| Problem statement |
Carry none of the pictures over; set down the material below exactly.

| Records for this task |
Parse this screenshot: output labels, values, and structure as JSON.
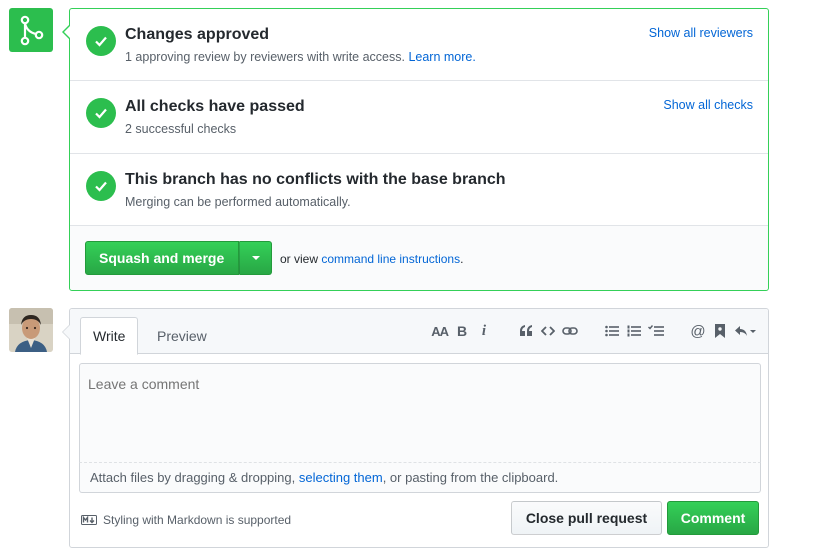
{
  "merge": {
    "checks": [
      {
        "title": "Changes approved",
        "desc": "1 approving review by reviewers with write access.",
        "desc_link": "Learn more.",
        "right_link": "Show all reviewers"
      },
      {
        "title": "All checks have passed",
        "desc": "2 successful checks",
        "right_link": "Show all checks"
      },
      {
        "title": "This branch has no conflicts with the base branch",
        "desc": "Merging can be performed automatically."
      }
    ],
    "button_label": "Squash and merge",
    "alt_prefix": "or view",
    "alt_link": "command line instructions",
    "alt_suffix": "."
  },
  "comment": {
    "tabs": [
      "Write",
      "Preview"
    ],
    "placeholder": "Leave a comment",
    "attach_prefix": "Attach files by dragging & dropping,",
    "attach_link": "selecting them",
    "attach_suffix": ", or pasting from the clipboard.",
    "markdown_note": "Styling with Markdown is supported",
    "close_label": "Close pull request",
    "comment_label": "Comment"
  },
  "toolbar": {
    "heading": "AA",
    "bold": "B",
    "italic": "i"
  },
  "colors": {
    "success": "#2cbe4e",
    "link": "#0366d6",
    "border_success": "#34d058"
  }
}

| Correct response |
Parse this screenshot: output labels, values, and structure as JSON.
{
  "merge": {
    "checks": [
      {
        "title": "Changes approved",
        "desc": "1 approving review by reviewers with write access.",
        "desc_link": "Learn more.",
        "right_link": "Show all reviewers"
      },
      {
        "title": "All checks have passed",
        "desc": "2 successful checks",
        "right_link": "Show all checks"
      },
      {
        "title": "This branch has no conflicts with the base branch",
        "desc": "Merging can be performed automatically."
      }
    ],
    "button_label": "Squash and merge",
    "alt_prefix": "or view",
    "alt_link": "command line instructions",
    "alt_suffix": "."
  },
  "comment": {
    "tabs": [
      "Write",
      "Preview"
    ],
    "placeholder": "Leave a comment",
    "attach_prefix": "Attach files by dragging & dropping,",
    "attach_link": "selecting them",
    "attach_suffix": ", or pasting from the clipboard.",
    "markdown_note": "Styling with Markdown is supported",
    "close_label": "Close pull request",
    "comment_label": "Comment"
  },
  "toolbar": {
    "heading": "AA",
    "bold": "B",
    "italic": "i"
  },
  "colors": {
    "success": "#2cbe4e",
    "link": "#0366d6",
    "border_success": "#34d058"
  }
}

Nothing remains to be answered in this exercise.